━━━━━ Provided information ━━━━━

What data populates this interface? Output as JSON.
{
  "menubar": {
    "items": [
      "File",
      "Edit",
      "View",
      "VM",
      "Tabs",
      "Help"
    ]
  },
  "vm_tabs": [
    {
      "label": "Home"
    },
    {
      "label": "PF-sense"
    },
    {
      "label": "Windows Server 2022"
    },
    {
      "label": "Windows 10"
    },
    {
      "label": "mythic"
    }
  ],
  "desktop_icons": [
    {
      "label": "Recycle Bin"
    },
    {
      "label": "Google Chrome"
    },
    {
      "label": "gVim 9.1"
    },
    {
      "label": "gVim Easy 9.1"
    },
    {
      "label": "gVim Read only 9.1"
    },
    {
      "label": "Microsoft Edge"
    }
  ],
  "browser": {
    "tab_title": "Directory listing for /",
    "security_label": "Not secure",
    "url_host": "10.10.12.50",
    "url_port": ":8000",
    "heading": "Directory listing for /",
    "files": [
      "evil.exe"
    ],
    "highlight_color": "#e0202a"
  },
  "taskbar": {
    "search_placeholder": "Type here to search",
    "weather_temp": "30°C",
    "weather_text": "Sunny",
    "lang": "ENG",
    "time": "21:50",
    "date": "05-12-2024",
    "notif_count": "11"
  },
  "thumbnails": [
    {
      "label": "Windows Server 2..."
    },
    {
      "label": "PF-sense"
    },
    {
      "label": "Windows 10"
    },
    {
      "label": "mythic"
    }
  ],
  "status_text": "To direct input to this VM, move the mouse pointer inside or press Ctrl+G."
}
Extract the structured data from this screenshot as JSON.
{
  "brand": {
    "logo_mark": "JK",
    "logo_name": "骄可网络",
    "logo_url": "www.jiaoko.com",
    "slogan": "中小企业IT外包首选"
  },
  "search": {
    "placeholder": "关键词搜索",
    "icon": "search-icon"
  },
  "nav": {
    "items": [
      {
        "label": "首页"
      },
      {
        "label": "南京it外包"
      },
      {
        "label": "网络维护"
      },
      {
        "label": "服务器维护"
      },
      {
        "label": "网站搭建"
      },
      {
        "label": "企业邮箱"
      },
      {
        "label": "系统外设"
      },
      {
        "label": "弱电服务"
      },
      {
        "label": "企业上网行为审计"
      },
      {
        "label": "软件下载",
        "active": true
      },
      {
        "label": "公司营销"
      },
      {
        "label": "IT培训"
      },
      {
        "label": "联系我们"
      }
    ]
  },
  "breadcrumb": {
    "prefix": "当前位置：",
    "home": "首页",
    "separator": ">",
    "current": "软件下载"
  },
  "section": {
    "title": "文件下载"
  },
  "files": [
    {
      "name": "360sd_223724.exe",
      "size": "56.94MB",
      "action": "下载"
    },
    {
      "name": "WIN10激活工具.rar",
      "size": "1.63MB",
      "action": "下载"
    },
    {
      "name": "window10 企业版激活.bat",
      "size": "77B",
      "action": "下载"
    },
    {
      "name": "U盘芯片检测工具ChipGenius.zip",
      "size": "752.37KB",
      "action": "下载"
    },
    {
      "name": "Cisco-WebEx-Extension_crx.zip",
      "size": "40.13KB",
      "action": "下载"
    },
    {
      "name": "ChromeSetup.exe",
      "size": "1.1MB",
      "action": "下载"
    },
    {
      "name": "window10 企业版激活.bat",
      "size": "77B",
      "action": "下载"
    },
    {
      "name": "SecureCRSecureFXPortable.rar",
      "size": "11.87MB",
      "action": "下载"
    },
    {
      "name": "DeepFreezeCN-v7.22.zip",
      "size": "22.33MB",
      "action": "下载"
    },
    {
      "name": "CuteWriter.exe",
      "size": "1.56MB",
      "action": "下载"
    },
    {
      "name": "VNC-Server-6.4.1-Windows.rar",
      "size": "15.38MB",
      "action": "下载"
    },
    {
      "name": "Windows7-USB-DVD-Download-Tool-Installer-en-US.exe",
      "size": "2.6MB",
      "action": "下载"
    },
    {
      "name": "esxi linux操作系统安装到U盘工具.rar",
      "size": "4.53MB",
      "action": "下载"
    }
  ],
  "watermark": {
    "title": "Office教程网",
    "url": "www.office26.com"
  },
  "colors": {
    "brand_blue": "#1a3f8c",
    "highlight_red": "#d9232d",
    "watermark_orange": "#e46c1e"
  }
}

━━━━━

Exactly reproduce the material above.

What data populates this interface? Output as JSON.
{
  "menubar": {
    "items": [
      "File",
      "Edit",
      "View",
      "VM",
      "Tabs",
      "Help"
    ]
  },
  "vm_tabs": [
    {
      "label": "Home"
    },
    {
      "label": "PF-sense"
    },
    {
      "label": "Windows Server 2022"
    },
    {
      "label": "Windows 10"
    },
    {
      "label": "mythic"
    }
  ],
  "desktop_icons": [
    {
      "label": "Recycle Bin"
    },
    {
      "label": "Google Chrome"
    },
    {
      "label": "gVim 9.1"
    },
    {
      "label": "gVim Easy 9.1"
    },
    {
      "label": "gVim Read only 9.1"
    },
    {
      "label": "Microsoft Edge"
    }
  ],
  "browser": {
    "tab_title": "Directory listing for /",
    "security_label": "Not secure",
    "url_host": "10.10.12.50",
    "url_port": ":8000",
    "heading": "Directory listing for /",
    "files": [
      "evil.exe"
    ],
    "highlight_color": "#e0202a"
  },
  "taskbar": {
    "search_placeholder": "Type here to search",
    "weather_temp": "30°C",
    "weather_text": "Sunny",
    "lang": "ENG",
    "time": "21:50",
    "date": "05-12-2024",
    "notif_count": "11"
  },
  "thumbnails": [
    {
      "label": "Windows Server 2..."
    },
    {
      "label": "PF-sense"
    },
    {
      "label": "Windows 10"
    },
    {
      "label": "mythic"
    }
  ],
  "status_text": "To direct input to this VM, move the mouse pointer inside or press Ctrl+G."
}
Extract the structured data from this screenshot as JSON.
{
  "brand": {
    "logo_mark": "JK",
    "logo_name": "骄可网络",
    "logo_url": "www.jiaoko.com",
    "slogan": "中小企业IT外包首选"
  },
  "search": {
    "placeholder": "关键词搜索",
    "icon": "search-icon"
  },
  "nav": {
    "items": [
      {
        "label": "首页"
      },
      {
        "label": "南京it外包"
      },
      {
        "label": "网络维护"
      },
      {
        "label": "服务器维护"
      },
      {
        "label": "网站搭建"
      },
      {
        "label": "企业邮箱"
      },
      {
        "label": "系统外设"
      },
      {
        "label": "弱电服务"
      },
      {
        "label": "企业上网行为审计"
      },
      {
        "label": "软件下载",
        "active": true
      },
      {
        "label": "公司营销"
      },
      {
        "label": "IT培训"
      },
      {
        "label": "联系我们"
      }
    ]
  },
  "breadcrumb": {
    "prefix": "当前位置：",
    "home": "首页",
    "separator": ">",
    "current": "软件下载"
  },
  "section": {
    "title": "文件下载"
  },
  "files": [
    {
      "name": "360sd_223724.exe",
      "size": "56.94MB",
      "action": "下载"
    },
    {
      "name": "WIN10激活工具.rar",
      "size": "1.63MB",
      "action": "下载"
    },
    {
      "name": "window10 企业版激活.bat",
      "size": "77B",
      "action": "下载"
    },
    {
      "name": "U盘芯片检测工具ChipGenius.zip",
      "size": "752.37KB",
      "action": "下载"
    },
    {
      "name": "Cisco-WebEx-Extension_crx.zip",
      "size": "40.13KB",
      "action": "下载"
    },
    {
      "name": "ChromeSetup.exe",
      "size": "1.1MB",
      "action": "下载"
    },
    {
      "name": "window10 企业版激活.bat",
      "size": "77B",
      "action": "下载"
    },
    {
      "name": "SecureCRSecureFXPortable.rar",
      "size": "11.87MB",
      "action": "下载"
    },
    {
      "name": "DeepFreezeCN-v7.22.zip",
      "size": "22.33MB",
      "action": "下载"
    },
    {
      "name": "CuteWriter.exe",
      "size": "1.56MB",
      "action": "下载"
    },
    {
      "name": "VNC-Server-6.4.1-Windows.rar",
      "size": "15.38MB",
      "action": "下载"
    },
    {
      "name": "Windows7-USB-DVD-Download-Tool-Installer-en-US.exe",
      "size": "2.6MB",
      "action": "下载"
    },
    {
      "name": "esxi linux操作系统安装到U盘工具.rar",
      "size": "4.53MB",
      "action": "下载"
    }
  ],
  "watermark": {
    "title": "Office教程网",
    "url": "www.office26.com"
  },
  "colors": {
    "brand_blue": "#1a3f8c",
    "highlight_red": "#d9232d",
    "watermark_orange": "#e46c1e"
  }
}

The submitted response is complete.